--- START OF STORED ROWS ---

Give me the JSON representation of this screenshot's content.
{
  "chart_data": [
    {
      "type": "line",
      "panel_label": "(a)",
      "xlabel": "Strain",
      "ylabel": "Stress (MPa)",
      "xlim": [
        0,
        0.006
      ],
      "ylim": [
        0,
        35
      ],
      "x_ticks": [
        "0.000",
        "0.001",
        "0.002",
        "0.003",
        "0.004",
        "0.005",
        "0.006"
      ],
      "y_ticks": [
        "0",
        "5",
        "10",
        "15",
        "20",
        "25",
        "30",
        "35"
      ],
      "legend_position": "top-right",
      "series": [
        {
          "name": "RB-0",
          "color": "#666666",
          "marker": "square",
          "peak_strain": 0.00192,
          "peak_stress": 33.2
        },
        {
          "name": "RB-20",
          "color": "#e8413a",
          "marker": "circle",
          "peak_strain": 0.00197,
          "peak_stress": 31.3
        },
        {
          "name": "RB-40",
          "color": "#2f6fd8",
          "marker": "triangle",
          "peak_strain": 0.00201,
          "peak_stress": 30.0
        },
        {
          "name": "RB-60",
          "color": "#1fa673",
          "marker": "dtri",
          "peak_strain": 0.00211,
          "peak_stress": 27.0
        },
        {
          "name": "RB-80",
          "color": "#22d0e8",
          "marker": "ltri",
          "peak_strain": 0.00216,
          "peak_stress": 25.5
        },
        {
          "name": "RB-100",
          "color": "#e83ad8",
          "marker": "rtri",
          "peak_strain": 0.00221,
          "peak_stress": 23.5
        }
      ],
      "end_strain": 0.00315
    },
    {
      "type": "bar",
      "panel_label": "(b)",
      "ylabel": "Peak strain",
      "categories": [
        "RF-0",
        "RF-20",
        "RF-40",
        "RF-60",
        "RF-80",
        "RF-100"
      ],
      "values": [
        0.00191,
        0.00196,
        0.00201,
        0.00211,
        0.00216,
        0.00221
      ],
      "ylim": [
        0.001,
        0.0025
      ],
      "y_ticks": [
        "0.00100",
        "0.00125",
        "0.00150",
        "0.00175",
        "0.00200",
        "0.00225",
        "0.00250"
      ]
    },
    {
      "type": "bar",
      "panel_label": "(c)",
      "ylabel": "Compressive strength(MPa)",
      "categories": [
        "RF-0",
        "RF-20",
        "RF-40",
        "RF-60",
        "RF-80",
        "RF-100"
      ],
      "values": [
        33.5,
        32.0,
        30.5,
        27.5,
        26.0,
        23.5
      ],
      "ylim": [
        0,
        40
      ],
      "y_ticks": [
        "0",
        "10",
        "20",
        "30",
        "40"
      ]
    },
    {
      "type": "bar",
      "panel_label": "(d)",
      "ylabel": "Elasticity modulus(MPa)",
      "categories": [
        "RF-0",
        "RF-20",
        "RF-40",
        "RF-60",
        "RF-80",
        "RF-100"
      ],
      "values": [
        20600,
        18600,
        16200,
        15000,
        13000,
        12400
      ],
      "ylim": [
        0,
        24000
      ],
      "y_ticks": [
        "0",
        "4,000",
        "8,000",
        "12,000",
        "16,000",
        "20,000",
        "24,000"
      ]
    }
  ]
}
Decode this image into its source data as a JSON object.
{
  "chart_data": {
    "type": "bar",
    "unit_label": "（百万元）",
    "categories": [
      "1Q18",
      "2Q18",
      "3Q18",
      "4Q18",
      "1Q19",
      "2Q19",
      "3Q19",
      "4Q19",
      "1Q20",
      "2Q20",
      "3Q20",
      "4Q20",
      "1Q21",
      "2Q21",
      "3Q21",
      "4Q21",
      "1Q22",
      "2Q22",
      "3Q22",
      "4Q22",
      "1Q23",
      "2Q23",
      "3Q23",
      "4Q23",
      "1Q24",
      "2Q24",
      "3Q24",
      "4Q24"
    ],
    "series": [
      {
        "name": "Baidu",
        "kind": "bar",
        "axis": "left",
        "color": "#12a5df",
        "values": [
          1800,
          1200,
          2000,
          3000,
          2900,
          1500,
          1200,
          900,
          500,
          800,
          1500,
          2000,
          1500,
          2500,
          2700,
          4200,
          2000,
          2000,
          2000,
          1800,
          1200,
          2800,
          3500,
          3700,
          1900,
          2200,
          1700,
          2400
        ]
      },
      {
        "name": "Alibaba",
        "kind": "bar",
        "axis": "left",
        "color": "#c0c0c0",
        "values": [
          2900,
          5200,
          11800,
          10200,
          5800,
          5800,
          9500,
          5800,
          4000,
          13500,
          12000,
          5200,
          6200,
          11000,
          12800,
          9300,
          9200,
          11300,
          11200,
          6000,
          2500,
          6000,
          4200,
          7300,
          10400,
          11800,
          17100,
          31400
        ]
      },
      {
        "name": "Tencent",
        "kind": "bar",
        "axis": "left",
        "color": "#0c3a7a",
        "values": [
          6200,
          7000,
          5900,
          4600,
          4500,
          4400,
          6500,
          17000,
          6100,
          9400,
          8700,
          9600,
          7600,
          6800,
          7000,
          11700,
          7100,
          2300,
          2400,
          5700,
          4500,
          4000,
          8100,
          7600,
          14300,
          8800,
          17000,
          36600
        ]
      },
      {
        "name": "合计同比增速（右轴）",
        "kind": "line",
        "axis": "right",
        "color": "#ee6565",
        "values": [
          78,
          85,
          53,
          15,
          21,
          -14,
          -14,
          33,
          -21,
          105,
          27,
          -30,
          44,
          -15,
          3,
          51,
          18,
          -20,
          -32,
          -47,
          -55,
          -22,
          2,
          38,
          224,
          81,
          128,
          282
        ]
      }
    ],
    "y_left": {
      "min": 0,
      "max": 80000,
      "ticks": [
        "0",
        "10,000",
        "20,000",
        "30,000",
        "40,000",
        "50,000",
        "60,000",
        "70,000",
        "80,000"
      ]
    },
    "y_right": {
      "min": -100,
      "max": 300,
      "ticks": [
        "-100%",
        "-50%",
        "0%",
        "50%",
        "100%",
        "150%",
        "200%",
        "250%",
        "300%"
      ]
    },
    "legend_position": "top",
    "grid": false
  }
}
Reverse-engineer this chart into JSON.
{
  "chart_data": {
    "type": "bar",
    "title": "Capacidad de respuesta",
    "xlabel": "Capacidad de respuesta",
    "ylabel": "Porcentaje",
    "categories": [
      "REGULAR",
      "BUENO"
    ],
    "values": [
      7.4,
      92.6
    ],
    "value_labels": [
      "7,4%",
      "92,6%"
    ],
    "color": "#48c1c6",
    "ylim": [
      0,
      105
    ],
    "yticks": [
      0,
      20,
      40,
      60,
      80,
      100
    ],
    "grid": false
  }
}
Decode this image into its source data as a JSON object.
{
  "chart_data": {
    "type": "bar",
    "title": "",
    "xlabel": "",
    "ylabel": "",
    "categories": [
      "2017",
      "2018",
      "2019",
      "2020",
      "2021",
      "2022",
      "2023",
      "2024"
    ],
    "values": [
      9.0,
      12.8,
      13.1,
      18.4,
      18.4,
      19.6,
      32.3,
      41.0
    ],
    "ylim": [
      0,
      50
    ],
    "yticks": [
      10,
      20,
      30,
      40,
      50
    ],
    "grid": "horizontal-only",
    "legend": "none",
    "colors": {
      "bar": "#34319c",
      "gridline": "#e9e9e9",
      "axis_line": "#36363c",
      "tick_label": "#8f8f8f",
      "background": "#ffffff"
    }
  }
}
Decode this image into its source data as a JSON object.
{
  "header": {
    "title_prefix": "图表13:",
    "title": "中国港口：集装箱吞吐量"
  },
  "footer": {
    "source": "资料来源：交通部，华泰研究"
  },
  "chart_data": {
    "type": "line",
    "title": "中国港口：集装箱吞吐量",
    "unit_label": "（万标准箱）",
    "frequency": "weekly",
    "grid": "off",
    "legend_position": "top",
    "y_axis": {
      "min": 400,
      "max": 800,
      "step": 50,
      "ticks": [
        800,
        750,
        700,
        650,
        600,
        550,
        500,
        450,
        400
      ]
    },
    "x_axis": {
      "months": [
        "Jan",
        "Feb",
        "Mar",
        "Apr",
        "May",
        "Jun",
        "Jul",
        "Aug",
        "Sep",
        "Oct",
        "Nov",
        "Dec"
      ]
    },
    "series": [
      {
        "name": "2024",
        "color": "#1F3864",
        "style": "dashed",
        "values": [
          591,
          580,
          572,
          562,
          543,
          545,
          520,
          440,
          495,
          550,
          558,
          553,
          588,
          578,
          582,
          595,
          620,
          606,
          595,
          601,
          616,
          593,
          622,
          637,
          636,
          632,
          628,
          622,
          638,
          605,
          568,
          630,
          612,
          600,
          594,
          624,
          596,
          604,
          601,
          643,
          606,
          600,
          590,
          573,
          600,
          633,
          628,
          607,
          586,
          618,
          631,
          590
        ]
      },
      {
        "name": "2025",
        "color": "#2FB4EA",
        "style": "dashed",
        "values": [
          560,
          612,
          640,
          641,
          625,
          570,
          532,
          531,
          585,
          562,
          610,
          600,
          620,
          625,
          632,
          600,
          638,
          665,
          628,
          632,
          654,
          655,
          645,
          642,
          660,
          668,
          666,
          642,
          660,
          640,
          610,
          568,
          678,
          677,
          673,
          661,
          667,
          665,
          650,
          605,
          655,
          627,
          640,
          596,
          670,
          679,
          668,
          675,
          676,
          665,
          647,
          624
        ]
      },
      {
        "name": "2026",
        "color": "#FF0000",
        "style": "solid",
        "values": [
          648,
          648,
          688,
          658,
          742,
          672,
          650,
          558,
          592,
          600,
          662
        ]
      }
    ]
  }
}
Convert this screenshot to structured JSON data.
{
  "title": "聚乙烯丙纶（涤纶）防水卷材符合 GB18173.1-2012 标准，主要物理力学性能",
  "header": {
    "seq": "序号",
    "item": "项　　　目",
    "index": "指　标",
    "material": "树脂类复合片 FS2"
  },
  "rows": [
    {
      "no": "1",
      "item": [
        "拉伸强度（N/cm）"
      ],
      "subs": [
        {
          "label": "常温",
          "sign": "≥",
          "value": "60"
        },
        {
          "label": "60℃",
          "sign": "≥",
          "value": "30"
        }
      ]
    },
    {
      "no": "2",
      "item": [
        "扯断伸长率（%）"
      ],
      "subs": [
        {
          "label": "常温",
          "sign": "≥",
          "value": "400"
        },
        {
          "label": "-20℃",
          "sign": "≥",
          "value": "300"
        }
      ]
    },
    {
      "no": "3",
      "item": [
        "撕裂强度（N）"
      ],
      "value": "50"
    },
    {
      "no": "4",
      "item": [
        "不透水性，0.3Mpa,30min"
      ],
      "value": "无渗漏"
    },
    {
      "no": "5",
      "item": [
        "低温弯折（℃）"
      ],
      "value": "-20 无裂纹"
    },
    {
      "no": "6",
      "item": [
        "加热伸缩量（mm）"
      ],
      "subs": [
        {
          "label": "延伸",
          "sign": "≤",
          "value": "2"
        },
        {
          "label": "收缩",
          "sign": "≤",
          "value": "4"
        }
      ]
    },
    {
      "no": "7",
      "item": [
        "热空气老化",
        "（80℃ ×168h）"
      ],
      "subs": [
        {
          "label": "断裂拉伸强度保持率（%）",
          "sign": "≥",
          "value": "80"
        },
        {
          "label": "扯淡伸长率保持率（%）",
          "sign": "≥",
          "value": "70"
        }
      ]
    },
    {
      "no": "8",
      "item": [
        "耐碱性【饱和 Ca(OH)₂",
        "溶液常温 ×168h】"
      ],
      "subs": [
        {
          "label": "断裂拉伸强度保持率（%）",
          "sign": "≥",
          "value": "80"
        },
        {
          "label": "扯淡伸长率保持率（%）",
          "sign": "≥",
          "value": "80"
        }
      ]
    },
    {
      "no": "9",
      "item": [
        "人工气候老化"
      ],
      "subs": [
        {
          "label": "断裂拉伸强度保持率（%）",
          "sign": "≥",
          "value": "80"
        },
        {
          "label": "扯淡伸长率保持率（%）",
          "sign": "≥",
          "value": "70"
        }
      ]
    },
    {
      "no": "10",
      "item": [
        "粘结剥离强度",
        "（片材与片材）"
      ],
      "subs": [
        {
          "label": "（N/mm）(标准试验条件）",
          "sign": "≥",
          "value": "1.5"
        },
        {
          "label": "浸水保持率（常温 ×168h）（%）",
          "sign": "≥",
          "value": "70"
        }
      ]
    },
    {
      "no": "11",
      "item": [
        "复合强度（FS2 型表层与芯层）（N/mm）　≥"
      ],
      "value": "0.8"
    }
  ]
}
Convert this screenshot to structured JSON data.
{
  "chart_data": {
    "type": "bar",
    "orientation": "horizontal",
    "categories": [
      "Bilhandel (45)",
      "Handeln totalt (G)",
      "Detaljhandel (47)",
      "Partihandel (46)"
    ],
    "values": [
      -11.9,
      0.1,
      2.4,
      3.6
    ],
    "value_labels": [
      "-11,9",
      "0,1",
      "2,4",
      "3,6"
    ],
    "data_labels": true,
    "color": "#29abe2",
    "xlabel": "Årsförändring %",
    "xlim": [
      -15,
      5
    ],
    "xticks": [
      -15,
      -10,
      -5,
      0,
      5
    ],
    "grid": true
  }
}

--- END OF STORED ROWS ---

* _EXERCISE_
Across the material above, how many lines include the string "Capacidad"? Only the number is wanted.

* _COMPLETE ANSWER_
2